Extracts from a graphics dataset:
◇ ◇ ◇

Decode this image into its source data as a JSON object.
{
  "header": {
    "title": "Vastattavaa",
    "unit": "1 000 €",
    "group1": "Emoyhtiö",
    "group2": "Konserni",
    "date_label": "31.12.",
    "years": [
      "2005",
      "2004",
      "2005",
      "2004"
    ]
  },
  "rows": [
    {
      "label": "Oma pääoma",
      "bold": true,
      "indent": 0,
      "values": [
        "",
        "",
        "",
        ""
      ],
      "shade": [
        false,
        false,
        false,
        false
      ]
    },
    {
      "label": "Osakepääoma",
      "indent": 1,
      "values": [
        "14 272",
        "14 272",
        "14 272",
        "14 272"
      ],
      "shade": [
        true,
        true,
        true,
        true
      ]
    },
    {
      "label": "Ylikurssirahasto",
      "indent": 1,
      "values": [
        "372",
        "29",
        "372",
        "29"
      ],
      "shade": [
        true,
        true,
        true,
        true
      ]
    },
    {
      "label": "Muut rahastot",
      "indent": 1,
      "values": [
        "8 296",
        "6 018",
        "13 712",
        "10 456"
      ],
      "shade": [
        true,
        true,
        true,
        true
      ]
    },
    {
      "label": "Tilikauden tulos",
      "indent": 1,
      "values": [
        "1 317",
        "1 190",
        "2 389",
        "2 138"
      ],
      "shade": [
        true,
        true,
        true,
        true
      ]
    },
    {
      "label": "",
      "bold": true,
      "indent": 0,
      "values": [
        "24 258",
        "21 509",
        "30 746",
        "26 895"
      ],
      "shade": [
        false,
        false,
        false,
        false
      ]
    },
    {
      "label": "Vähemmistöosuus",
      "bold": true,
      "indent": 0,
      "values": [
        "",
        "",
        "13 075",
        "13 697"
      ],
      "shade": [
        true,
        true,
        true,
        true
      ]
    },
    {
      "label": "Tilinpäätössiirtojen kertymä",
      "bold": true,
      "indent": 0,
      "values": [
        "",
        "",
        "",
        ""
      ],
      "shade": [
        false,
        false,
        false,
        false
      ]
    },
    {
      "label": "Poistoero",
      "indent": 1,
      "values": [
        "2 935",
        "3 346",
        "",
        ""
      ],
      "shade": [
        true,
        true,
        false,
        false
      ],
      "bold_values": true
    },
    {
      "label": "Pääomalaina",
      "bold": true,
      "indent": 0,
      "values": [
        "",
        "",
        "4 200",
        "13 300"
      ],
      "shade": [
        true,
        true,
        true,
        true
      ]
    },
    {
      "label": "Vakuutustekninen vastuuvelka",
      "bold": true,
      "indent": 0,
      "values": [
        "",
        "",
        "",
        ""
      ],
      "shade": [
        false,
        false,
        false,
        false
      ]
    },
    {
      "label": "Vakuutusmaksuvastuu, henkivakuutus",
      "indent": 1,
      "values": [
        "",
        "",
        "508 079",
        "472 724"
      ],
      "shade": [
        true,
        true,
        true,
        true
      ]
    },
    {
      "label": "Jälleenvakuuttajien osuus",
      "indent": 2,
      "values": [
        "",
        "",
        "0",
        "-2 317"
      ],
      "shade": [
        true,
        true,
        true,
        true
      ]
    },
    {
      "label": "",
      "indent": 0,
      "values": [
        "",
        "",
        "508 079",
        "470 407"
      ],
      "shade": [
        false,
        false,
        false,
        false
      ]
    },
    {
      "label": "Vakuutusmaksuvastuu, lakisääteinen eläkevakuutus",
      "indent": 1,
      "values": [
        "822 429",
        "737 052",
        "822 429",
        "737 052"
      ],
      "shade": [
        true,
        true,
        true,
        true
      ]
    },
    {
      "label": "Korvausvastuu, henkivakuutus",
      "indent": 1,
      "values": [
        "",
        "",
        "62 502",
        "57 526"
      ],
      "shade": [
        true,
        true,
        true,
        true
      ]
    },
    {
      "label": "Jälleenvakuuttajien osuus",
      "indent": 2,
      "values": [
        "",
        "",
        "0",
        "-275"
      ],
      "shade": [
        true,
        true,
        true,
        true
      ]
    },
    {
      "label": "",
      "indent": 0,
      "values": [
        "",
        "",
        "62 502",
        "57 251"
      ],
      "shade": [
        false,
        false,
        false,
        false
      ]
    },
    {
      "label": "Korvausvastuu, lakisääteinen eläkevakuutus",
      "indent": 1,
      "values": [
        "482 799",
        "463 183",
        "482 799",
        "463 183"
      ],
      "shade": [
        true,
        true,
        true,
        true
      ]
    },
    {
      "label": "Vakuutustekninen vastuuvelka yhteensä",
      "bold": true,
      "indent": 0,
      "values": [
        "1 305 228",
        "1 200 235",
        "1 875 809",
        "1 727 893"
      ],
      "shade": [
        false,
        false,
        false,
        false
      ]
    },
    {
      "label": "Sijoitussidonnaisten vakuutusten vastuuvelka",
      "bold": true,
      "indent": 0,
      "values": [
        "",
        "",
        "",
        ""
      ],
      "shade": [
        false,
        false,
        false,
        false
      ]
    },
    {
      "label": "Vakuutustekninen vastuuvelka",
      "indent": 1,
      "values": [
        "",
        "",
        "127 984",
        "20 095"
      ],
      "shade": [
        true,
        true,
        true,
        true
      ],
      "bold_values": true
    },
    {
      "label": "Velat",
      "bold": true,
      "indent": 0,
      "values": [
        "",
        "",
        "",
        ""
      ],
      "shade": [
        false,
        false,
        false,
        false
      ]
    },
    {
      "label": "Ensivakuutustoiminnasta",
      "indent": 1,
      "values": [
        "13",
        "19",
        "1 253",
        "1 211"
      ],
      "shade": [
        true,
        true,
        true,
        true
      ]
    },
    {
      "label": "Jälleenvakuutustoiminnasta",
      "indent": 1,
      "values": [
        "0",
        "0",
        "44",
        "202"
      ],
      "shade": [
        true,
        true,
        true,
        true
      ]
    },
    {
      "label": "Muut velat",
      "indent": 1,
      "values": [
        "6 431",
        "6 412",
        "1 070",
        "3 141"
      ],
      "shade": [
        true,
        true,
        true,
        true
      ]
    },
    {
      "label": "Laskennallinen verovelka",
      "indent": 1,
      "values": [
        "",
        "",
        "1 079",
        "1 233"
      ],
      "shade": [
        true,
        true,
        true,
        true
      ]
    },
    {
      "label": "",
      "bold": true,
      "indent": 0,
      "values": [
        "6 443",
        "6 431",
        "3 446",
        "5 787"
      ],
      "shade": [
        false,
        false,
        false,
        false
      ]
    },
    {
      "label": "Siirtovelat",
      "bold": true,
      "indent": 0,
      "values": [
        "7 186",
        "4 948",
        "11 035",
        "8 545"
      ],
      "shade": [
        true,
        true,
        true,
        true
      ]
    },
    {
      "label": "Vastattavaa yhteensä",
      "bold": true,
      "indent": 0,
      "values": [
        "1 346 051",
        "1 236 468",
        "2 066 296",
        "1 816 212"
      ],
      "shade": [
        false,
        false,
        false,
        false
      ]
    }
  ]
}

◇ ◇ ◇

INSTRUCTION. Go through the records and gather the lines that hold "Vastattavaa".

RIGHT ANSWER.
    "title": "Vastattavaa",
      "label": "Vastattavaa yhteensä",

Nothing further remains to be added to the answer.